Task requirements:
Each record must be retyped in full. No character may differ.
[start Stored data]
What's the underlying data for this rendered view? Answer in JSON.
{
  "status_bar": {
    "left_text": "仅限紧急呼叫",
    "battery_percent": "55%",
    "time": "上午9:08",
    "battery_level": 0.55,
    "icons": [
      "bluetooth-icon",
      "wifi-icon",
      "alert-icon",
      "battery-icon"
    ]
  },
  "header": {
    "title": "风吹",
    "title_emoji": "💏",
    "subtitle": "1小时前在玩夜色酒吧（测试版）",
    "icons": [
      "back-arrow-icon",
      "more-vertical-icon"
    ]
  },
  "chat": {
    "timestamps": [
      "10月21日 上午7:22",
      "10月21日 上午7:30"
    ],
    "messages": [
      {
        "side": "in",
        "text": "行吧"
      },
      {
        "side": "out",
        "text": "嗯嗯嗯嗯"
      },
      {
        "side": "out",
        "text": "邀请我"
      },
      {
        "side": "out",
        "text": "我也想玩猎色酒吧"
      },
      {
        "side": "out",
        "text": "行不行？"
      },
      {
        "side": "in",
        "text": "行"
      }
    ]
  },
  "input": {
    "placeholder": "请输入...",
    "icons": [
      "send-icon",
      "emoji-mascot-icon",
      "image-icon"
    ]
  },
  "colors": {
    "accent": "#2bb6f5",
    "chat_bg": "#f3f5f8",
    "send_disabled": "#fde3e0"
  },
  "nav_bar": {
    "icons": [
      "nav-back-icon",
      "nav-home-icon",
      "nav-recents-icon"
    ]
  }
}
[end Stored data]
Exercise response:
What's the underlying data for this rendered view? Answer in JSON.
{
  "status_bar": {
    "left_text": "仅限紧急呼叫",
    "battery_percent": "55%",
    "time": "上午9:08",
    "battery_level": 0.55,
    "icons": [
      "bluetooth-icon",
      "wifi-icon",
      "alert-icon",
      "battery-icon"
    ]
  },
  "header": {
    "title": "风吹",
    "title_emoji": "💏",
    "subtitle": "1小时前在玩夜色酒吧（测试版）",
    "icons": [
      "back-arrow-icon",
      "more-vertical-icon"
    ]
  },
  "chat": {
    "timestamps": [
      "10月21日 上午7:22",
      "10月21日 上午7:30"
    ],
    "messages": [
      {
        "side": "in",
        "text": "行吧"
      },
      {
        "side": "out",
        "text": "嗯嗯嗯嗯"
      },
      {
        "side": "out",
        "text": "邀请我"
      },
      {
        "side": "out",
        "text": "我也想玩猎色酒吧"
      },
      {
        "side": "out",
        "text": "行不行？"
      },
      {
        "side": "in",
        "text": "行"
      }
    ]
  },
  "input": {
    "placeholder": "请输入...",
    "icons": [
      "send-icon",
      "emoji-mascot-icon",
      "image-icon"
    ]
  },
  "colors": {
    "accent": "#2bb6f5",
    "chat_bg": "#f3f5f8",
    "send_disabled": "#fde3e0"
  },
  "nav_bar": {
    "icons": [
      "nav-back-icon",
      "nav-home-icon",
      "nav-recents-icon"
    ]
  }
}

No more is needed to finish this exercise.